Aim of the task —
Please edit the listing below by replacing "xyxy" with "box" everywhere and leaving everything else unchanged. Leave the pictures out of your answer.
## BEGIN
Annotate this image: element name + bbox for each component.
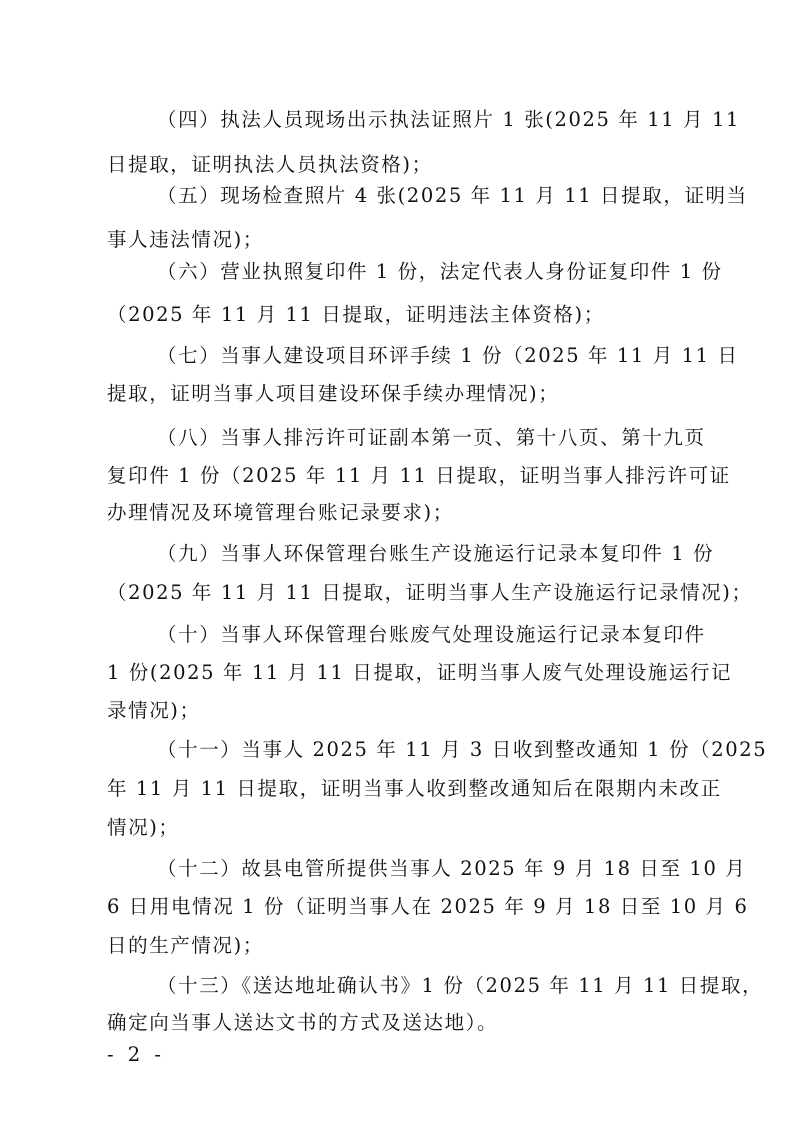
item-13-line-1: （十三）《送达地址确认书》1 份（2025 年 11 月 11 日提取， xyxy=(107,973,695,999)
item-4-line-1: （四）执法人员现场出示执法证照片 1 张(2025 年 11 月 11 xyxy=(107,107,695,133)
item-6-line-1: （六）营业执照复印件 1 份，法定代表人身份证复印件 1 份 xyxy=(107,259,695,285)
item-8-line-1: （八）当事人排污许可证副本第一页、第十八页、第十九页 xyxy=(107,425,695,451)
item-8-line-2: 复印件 1 份（2025 年 11 月 11 日提取，证明当事人排污许可证 xyxy=(107,463,695,489)
item-12-line-3: 日的生产情况)； xyxy=(107,933,695,959)
item-8-line-3: 办理情况及环境管理台账记录要求)； xyxy=(107,500,695,526)
item-5-line-2: 事人违法情况)； xyxy=(107,227,695,253)
item-9-line-1: （九）当事人环保管理台账生产设施运行记录本复印件 1 份 xyxy=(107,541,695,567)
item-11-line-3: 情况)； xyxy=(107,815,695,841)
item-10-line-2: 1 份(2025 年 11 月 11 日提取，证明当事人废气处理设施运行记 xyxy=(107,660,695,686)
item-10-line-1: （十）当事人环保管理台账废气处理设施运行记录本复印件 xyxy=(107,622,695,648)
item-4-line-2: 日提取，证明执法人员执法资格)； xyxy=(107,152,695,178)
item-6-line-2: （2025 年 11 月 11 日提取，证明违法主体资格)； xyxy=(107,302,695,328)
item-11-line-2: 年 11 月 11 日提取，证明当事人收到整改通知后在限期内未改正 xyxy=(107,776,695,802)
item-11-line-1: （十一）当事人 2025 年 11 月 3 日收到整改通知 1 份（2025 xyxy=(107,737,695,763)
item-7-line-1: （七）当事人建设项目环评手续 1 份（2025 年 11 月 11 日 xyxy=(107,343,695,369)
document-page: （四）执法人员现场出示执法证照片 1 张(2025 年 11 月 11 日提取，… xyxy=(0,0,793,1122)
item-12-line-2: 6 日用电情况 1 份（证明当事人在 2025 年 9 月 18 日至 10 月… xyxy=(107,894,695,920)
item-13-line-2: 确定向当事人送达文书的方式及送达地）。 xyxy=(107,1010,695,1036)
item-12-line-1: （十二）故县电管所提供当事人 2025 年 9 月 18 日至 10 月 xyxy=(107,856,695,882)
item-9-line-2: （2025 年 11 月 11 日提取，证明当事人生产设施运行记录情况)； xyxy=(107,580,695,606)
item-5-line-1: （五）现场检查照片 4 张(2025 年 11 月 11 日提取，证明当 xyxy=(107,183,695,209)
page-number: - 2 - xyxy=(107,1042,165,1068)
item-10-line-3: 录情况)； xyxy=(107,698,695,724)
item-7-line-2: 提取，证明当事人项目建设环保手续办理情况)； xyxy=(107,381,695,407)
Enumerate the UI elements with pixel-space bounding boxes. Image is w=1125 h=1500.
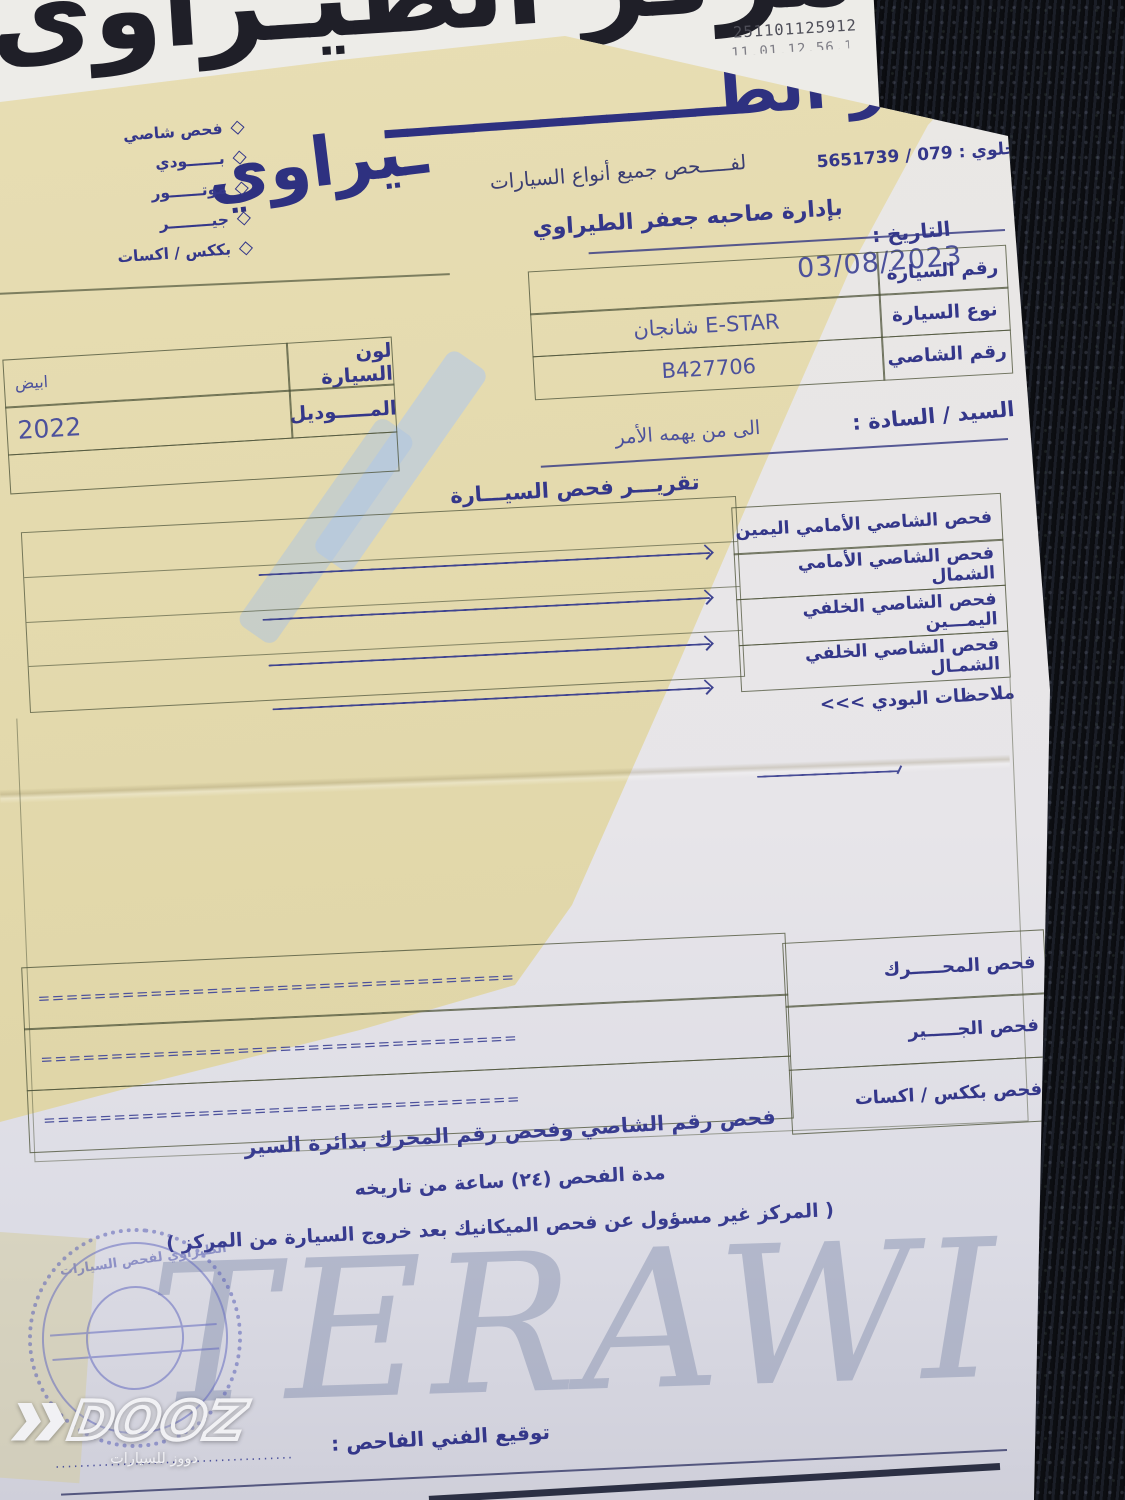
## END
Exercise solution —
Annotate this image: element name + bbox for each component.
item-13-line-1: （十三）《送达地址确认书》1 份（2025 年 11 月 11 日提取， box=(107,973,695,999)
item-4-line-1: （四）执法人员现场出示执法证照片 1 张(2025 年 11 月 11 box=(107,107,695,133)
item-6-line-1: （六）营业执照复印件 1 份，法定代表人身份证复印件 1 份 box=(107,259,695,285)
item-8-line-1: （八）当事人排污许可证副本第一页、第十八页、第十九页 box=(107,425,695,451)
item-8-line-2: 复印件 1 份（2025 年 11 月 11 日提取，证明当事人排污许可证 box=(107,463,695,489)
item-12-line-3: 日的生产情况)； box=(107,933,695,959)
item-8-line-3: 办理情况及环境管理台账记录要求)； box=(107,500,695,526)
item-5-line-2: 事人违法情况)； box=(107,227,695,253)
item-9-line-1: （九）当事人环保管理台账生产设施运行记录本复印件 1 份 box=(107,541,695,567)
item-11-line-3: 情况)； box=(107,815,695,841)
item-10-line-2: 1 份(2025 年 11 月 11 日提取，证明当事人废气处理设施运行记 box=(107,660,695,686)
item-10-line-1: （十）当事人环保管理台账废气处理设施运行记录本复印件 box=(107,622,695,648)
item-4-line-2: 日提取，证明执法人员执法资格)； box=(107,152,695,178)
item-6-line-2: （2025 年 11 月 11 日提取，证明违法主体资格)； box=(107,302,695,328)
item-11-line-2: 年 11 月 11 日提取，证明当事人收到整改通知后在限期内未改正 box=(107,776,695,802)
item-11-line-1: （十一）当事人 2025 年 11 月 3 日收到整改通知 1 份（2025 box=(107,737,695,763)
item-7-line-1: （七）当事人建设项目环评手续 1 份（2025 年 11 月 11 日 box=(107,343,695,369)
document-page: （四）执法人员现场出示执法证照片 1 张(2025 年 11 月 11 日提取，… box=(0,0,793,1122)
item-12-line-2: 6 日用电情况 1 份（证明当事人在 2025 年 9 月 18 日至 10 月… box=(107,894,695,920)
item-13-line-2: 确定向当事人送达文书的方式及送达地）。 box=(107,1010,695,1036)
item-12-line-1: （十二）故县电管所提供当事人 2025 年 9 月 18 日至 10 月 box=(107,856,695,882)
item-9-line-2: （2025 年 11 月 11 日提取，证明当事人生产设施运行记录情况)； box=(107,580,695,606)
item-5-line-1: （五）现场检查照片 4 张(2025 年 11 月 11 日提取，证明当 box=(107,183,695,209)
page-number: - 2 - box=(107,1042,165,1068)
item-10-line-3: 录情况)； box=(107,698,695,724)
item-7-line-2: 提取，证明当事人项目建设环保手续办理情况)； box=(107,381,695,407)
Enumerate the UI elements with pixel-space bounding boxes. Image is w=1125 h=1500.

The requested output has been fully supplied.